DIRECTIONS FOR THIS TASK:
A line counts if it contains the string "Isolate"; say how many such lines there are, giving only the number.

_ _ _ _ _ _ _

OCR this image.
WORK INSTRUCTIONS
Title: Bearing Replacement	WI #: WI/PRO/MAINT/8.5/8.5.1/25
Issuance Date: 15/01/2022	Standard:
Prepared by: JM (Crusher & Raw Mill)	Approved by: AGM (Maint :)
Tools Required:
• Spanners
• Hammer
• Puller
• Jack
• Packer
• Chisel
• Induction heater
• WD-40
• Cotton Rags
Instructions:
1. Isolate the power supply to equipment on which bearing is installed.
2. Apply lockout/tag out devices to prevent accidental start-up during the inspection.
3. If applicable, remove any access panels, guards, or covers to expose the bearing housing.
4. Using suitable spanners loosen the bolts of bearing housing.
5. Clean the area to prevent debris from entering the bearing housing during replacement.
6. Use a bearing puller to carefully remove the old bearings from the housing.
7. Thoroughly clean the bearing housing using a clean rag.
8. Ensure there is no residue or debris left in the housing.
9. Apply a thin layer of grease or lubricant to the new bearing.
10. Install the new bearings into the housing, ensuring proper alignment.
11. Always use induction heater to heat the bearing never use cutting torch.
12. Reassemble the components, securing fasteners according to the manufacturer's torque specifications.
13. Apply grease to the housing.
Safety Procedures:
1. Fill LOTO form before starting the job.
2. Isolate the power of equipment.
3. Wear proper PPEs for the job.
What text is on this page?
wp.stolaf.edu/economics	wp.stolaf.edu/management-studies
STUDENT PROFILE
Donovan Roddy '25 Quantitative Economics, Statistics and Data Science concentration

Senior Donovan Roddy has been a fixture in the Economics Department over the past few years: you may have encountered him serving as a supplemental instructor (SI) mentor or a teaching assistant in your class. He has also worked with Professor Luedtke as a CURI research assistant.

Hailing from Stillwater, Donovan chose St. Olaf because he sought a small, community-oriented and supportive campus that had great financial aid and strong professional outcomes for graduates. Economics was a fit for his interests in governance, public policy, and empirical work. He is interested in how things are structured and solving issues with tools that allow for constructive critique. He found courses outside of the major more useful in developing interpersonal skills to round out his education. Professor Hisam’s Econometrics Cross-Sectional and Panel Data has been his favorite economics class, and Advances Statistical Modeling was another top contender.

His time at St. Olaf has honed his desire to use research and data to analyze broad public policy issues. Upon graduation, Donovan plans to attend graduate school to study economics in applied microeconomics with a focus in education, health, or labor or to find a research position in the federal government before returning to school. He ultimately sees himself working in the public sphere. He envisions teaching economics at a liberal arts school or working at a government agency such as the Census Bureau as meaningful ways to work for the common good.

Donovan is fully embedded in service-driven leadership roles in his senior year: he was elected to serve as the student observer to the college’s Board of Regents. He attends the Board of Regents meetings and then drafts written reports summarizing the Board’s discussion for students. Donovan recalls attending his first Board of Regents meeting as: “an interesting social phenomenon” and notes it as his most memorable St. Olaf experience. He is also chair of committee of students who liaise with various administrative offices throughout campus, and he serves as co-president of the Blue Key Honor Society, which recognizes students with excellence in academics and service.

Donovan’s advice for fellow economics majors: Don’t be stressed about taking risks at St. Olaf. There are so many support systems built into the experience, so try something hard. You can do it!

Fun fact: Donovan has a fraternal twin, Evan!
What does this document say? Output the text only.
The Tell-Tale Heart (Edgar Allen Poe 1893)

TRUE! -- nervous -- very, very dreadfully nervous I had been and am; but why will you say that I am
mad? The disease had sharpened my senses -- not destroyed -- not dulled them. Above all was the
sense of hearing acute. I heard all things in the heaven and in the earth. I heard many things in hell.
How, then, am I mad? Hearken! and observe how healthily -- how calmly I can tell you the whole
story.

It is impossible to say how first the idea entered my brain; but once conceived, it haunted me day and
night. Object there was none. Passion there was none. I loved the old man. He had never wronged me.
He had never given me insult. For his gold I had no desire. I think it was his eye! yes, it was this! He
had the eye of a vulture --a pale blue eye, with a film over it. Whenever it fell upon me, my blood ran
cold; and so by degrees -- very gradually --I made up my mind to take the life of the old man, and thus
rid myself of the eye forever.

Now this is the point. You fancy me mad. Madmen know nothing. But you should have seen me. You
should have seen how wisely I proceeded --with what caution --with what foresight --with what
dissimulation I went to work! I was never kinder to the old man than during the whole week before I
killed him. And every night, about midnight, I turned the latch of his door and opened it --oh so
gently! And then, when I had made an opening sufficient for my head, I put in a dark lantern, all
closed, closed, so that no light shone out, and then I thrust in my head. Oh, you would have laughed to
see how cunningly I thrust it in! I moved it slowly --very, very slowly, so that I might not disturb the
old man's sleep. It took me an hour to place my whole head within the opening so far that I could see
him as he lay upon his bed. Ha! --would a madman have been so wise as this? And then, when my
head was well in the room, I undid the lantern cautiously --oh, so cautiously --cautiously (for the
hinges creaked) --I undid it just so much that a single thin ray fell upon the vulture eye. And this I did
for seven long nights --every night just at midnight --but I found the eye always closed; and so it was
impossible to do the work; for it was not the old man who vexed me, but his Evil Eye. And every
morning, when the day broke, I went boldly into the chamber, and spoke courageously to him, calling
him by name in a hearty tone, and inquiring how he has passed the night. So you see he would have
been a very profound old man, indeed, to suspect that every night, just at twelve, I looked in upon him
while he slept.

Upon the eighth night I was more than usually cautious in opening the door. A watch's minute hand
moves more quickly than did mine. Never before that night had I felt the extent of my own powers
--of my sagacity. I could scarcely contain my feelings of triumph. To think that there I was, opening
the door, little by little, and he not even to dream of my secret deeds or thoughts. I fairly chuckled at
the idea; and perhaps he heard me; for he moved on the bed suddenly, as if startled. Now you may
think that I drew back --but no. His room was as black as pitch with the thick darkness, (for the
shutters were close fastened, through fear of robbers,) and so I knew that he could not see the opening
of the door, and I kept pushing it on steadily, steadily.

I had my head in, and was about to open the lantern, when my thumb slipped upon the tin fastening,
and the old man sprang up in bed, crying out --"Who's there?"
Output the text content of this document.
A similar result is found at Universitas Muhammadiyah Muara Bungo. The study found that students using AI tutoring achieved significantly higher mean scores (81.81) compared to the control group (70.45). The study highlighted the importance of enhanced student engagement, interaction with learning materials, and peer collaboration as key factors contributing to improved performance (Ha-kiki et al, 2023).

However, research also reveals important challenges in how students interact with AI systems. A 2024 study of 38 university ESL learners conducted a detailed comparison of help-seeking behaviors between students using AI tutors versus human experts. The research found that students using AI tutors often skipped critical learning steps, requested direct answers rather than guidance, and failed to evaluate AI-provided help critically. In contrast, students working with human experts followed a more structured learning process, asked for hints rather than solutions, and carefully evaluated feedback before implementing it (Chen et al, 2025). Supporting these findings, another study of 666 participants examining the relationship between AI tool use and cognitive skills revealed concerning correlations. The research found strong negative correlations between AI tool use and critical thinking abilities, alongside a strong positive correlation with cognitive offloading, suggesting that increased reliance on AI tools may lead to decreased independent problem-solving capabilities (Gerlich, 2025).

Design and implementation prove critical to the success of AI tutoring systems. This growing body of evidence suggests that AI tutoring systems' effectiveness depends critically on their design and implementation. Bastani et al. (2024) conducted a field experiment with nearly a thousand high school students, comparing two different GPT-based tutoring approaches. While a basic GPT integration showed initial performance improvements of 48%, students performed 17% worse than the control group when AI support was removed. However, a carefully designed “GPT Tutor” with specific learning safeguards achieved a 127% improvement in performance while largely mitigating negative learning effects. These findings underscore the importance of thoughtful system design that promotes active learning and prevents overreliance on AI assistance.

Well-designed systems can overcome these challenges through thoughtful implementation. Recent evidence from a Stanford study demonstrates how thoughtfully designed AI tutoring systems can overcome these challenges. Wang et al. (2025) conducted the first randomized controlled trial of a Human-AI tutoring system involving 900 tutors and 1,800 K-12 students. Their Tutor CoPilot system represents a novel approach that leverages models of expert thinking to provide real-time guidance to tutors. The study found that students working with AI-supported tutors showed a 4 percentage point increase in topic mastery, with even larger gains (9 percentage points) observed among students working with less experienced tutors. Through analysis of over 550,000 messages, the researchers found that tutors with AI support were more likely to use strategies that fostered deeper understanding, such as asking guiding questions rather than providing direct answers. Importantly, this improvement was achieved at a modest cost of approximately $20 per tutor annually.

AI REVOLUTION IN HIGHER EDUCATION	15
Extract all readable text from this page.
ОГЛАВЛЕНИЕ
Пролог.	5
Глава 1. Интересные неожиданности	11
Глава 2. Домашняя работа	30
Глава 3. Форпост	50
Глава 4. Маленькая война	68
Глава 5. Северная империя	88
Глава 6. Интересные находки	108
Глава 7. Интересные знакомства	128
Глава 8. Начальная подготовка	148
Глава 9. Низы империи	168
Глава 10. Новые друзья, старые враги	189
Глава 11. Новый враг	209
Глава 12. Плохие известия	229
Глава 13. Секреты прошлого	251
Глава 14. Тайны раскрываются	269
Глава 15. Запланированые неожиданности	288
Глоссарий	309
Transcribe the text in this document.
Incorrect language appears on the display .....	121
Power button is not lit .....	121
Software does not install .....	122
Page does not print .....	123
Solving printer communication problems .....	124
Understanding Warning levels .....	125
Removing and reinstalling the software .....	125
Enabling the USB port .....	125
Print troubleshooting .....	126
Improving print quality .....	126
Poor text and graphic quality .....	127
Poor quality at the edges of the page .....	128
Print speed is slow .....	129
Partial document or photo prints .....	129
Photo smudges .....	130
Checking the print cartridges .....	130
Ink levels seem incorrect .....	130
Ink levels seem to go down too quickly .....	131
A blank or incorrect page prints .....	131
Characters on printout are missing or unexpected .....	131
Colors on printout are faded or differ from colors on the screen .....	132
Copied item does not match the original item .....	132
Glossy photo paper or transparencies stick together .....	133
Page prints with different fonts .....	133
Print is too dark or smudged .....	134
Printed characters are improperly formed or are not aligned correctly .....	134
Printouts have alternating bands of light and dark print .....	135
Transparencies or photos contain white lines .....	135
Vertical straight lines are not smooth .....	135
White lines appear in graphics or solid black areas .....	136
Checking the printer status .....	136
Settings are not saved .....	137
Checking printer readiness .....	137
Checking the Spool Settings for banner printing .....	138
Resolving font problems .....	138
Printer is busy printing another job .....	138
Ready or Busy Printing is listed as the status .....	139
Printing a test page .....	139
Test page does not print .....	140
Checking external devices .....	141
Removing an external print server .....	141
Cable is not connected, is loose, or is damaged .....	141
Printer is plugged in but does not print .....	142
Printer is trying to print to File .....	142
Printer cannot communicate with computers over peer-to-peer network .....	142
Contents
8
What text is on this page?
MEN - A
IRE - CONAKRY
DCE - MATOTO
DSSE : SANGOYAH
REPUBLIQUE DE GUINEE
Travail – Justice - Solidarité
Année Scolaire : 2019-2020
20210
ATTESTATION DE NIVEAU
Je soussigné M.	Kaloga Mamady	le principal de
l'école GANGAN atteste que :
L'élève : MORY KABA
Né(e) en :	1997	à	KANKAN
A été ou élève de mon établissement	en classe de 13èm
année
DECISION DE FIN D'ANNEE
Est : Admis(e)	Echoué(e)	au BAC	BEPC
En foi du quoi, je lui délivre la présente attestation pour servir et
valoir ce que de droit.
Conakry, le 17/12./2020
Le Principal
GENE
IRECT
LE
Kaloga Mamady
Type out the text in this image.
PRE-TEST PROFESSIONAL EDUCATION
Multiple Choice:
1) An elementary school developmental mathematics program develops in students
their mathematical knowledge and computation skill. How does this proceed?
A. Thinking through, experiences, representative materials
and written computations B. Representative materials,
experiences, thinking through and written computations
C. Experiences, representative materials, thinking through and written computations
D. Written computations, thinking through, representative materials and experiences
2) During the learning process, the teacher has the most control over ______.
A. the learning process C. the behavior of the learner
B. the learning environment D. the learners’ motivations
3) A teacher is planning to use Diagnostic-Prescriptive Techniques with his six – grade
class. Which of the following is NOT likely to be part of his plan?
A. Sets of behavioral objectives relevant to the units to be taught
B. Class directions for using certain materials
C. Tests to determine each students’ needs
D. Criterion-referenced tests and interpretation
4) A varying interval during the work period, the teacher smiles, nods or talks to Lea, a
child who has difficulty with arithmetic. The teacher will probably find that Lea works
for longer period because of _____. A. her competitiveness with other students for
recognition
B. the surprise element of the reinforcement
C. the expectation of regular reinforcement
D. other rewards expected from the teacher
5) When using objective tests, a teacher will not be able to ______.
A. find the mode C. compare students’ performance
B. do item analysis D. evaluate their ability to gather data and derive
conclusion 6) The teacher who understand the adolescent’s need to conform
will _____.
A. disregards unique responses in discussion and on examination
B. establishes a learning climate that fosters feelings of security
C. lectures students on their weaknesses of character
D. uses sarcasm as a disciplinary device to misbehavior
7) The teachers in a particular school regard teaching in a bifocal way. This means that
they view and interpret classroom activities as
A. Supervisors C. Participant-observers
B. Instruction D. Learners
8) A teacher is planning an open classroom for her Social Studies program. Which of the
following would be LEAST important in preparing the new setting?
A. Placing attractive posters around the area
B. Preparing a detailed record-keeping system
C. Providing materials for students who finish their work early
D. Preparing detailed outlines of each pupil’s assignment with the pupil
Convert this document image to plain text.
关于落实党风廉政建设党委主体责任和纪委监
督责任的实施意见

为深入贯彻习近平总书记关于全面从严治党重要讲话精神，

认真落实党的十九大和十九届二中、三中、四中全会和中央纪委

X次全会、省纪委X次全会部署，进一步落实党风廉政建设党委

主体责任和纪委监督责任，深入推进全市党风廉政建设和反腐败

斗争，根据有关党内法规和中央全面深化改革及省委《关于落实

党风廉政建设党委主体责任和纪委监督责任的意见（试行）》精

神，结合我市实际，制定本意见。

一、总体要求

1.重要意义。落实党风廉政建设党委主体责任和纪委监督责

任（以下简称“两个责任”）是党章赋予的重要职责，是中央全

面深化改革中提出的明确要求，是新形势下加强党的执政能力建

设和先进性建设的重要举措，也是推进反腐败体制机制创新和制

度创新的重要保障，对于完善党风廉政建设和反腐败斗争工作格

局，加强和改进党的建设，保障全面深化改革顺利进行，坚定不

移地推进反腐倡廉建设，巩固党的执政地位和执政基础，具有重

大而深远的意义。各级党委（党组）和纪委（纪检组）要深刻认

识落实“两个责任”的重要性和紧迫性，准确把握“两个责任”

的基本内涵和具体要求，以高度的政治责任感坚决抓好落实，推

_ _ _ _ _ _ _

EXERCISE RESPONSE:
2